Rewrite each row below, putting "sectional front view" in place of "cross-sectional front view" and keeping every other word the same.

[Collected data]
────────────────────────────────────────

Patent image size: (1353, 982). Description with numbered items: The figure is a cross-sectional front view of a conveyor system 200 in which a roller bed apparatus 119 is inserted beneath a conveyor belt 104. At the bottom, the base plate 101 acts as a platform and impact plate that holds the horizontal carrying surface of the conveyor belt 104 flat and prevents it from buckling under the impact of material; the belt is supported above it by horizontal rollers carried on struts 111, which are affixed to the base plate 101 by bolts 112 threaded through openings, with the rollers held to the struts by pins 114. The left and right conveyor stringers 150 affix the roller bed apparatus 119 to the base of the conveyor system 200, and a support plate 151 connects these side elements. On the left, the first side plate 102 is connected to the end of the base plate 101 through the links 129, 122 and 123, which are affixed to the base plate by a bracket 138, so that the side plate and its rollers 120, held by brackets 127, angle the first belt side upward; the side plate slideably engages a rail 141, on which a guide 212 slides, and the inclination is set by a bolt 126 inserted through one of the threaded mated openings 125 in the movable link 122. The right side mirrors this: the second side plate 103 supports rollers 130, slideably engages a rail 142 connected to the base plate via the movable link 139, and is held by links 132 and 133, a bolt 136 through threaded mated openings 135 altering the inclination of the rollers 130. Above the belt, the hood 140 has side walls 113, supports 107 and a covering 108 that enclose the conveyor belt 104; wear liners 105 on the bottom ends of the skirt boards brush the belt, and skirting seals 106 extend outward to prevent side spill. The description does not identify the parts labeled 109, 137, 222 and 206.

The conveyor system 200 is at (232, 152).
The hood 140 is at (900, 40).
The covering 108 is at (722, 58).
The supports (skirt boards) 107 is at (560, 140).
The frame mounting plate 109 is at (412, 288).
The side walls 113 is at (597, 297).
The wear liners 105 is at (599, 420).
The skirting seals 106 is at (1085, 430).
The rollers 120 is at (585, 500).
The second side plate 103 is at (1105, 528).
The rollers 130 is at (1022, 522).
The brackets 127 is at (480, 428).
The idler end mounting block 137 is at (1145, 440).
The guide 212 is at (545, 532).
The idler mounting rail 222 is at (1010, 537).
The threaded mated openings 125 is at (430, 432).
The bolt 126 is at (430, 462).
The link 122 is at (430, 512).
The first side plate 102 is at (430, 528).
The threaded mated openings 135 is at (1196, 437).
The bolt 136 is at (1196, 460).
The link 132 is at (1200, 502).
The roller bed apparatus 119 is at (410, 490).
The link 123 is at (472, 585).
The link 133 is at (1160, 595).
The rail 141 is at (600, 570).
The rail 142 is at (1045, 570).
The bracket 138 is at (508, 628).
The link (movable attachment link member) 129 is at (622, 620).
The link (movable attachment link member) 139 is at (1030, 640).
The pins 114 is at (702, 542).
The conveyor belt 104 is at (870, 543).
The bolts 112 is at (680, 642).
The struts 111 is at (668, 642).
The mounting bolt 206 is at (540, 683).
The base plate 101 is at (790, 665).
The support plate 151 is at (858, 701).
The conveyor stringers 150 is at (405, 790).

────────────────────────────────────────

**WRITTEN RESPONSE:**
Patent image size: (1353, 982). Description with numbered items: The figure is a sectional front view of a conveyor system 200 in which a roller bed apparatus 119 is inserted beneath a conveyor belt 104. At the bottom, the base plate 101 acts as a platform and impact plate that holds the horizontal carrying surface of the conveyor belt 104 flat and prevents it from buckling under the impact of material; the belt is supported above it by horizontal rollers carried on struts 111, which are affixed to the base plate 101 by bolts 112 threaded through openings, with the rollers held to the struts by pins 114. The left and right conveyor stringers 150 affix the roller bed apparatus 119 to the base of the conveyor system 200, and a support plate 151 connects these side elements. On the left, the first side plate 102 is connected to the end of the base plate 101 through the links 129, 122 and 123, which are affixed to the base plate by a bracket 138, so that the side plate and its rollers 120, held by brackets 127, angle the first belt side upward; the side plate slideably engages a rail 141, on which a guide 212 slides, and the inclination is set by a bolt 126 inserted through one of the threaded mated openings 125 in the movable link 122. The right side mirrors this: the second side plate 103 supports rollers 130, slideably engages a rail 142 connected to the base plate via the movable link 139, and is held by links 132 and 133, a bolt 136 through threaded mated openings 135 altering the inclination of the rollers 130. Above the belt, the hood 140 has side walls 113, supports 107 and a covering 108 that enclose the conveyor belt 104; wear liners 105 on the bottom ends of the skirt boards brush the belt, and skirting seals 106 extend outward to prevent side spill. The description does not identify the parts labeled 109, 137, 222 and 206.

The conveyor system 200 is at (232, 152).
The hood 140 is at (900, 40).
The covering 108 is at (722, 58).
The supports (skirt boards) 107 is at (560, 140).
The frame mounting plate 109 is at (412, 288).
The side walls 113 is at (597, 297).
The wear liners 105 is at (599, 420).
The skirting seals 106 is at (1085, 430).
The rollers 120 is at (585, 500).
The second side plate 103 is at (1105, 528).
The rollers 130 is at (1022, 522).
The brackets 127 is at (480, 428).
The idler end mounting block 137 is at (1145, 440).
The guide 212 is at (545, 532).
The idler mounting rail 222 is at (1010, 537).
The threaded mated openings 125 is at (430, 432).
The bolt 126 is at (430, 462).
The link 122 is at (430, 512).
The first side plate 102 is at (430, 528).
The threaded mated openings 135 is at (1196, 437).
The bolt 136 is at (1196, 460).
The link 132 is at (1200, 502).
The roller bed apparatus 119 is at (410, 490).
The link 123 is at (472, 585).
The link 133 is at (1160, 595).
The rail 141 is at (600, 570).
The rail 142 is at (1045, 570).
The bracket 138 is at (508, 628).
The link (movable attachment link member) 129 is at (622, 620).
The link (movable attachment link member) 139 is at (1030, 640).
The pins 114 is at (702, 542).
The conveyor belt 104 is at (870, 543).
The bolts 112 is at (680, 642).
The struts 111 is at (668, 642).
The mounting bolt 206 is at (540, 683).
The base plate 101 is at (790, 665).
The support plate 151 is at (858, 701).
The conveyor stringers 150 is at (405, 790).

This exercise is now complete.